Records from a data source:
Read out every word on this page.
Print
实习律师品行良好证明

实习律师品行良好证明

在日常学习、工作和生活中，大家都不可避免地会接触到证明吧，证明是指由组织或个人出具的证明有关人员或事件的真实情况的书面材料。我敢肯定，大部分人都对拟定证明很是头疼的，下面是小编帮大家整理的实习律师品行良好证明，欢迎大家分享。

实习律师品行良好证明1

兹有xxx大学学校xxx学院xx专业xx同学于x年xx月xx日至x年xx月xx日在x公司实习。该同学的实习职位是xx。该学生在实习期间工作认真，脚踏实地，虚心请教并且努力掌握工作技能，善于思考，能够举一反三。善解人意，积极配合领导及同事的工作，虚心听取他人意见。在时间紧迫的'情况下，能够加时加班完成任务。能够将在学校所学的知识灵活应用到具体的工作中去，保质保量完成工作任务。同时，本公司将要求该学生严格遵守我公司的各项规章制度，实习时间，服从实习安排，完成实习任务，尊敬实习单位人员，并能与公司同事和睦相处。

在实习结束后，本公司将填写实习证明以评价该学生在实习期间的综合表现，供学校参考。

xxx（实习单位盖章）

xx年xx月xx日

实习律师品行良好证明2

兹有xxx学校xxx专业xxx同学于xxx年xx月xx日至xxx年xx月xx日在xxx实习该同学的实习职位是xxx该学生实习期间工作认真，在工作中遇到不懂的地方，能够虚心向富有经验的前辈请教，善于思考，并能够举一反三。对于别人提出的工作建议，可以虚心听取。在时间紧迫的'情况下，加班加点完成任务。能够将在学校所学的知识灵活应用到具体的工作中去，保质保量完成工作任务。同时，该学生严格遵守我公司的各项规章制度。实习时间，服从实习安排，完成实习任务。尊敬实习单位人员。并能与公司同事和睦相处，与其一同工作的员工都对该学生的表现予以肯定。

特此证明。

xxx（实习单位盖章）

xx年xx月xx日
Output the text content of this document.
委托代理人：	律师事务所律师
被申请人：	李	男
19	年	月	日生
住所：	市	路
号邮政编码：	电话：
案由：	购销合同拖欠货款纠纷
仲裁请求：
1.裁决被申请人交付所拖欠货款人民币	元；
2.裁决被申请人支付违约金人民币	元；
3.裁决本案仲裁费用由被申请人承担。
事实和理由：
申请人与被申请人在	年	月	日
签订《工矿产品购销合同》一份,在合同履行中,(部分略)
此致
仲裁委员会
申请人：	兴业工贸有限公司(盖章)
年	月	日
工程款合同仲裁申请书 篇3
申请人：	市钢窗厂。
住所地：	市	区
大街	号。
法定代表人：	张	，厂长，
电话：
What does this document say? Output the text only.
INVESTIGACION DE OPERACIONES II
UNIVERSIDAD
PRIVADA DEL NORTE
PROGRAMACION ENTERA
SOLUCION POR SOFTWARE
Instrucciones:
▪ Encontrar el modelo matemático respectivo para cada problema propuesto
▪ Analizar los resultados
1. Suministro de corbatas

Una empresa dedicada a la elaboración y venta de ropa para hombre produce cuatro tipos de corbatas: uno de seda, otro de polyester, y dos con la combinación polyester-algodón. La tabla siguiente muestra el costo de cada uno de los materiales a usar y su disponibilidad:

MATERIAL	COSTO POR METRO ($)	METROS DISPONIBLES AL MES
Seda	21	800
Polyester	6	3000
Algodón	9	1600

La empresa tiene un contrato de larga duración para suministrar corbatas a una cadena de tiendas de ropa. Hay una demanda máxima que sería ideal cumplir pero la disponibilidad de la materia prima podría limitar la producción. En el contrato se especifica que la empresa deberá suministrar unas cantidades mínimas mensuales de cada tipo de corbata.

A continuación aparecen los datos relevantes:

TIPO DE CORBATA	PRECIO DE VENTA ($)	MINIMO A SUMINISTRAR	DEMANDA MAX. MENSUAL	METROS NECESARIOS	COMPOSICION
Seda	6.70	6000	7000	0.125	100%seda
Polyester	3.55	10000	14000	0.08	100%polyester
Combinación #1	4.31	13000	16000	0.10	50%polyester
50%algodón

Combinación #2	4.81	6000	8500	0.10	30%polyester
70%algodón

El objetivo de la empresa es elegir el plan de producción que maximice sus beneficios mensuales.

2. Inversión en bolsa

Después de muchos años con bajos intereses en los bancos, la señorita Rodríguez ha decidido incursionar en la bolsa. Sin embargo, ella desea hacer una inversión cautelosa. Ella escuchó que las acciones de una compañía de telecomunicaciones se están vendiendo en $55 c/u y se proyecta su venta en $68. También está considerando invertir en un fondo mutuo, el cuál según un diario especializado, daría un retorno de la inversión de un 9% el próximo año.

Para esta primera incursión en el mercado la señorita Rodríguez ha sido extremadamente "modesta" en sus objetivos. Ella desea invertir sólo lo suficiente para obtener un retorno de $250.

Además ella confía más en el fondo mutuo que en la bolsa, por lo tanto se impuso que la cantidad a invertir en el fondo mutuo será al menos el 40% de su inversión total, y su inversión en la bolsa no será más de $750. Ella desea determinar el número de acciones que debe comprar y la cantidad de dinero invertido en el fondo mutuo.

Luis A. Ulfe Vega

WHAT YOU HAVE TO DO: Determine the number of lines in the entries above where the string "empresa" appears. Answer with the number alone.

WRITTEN RESPONSE: 3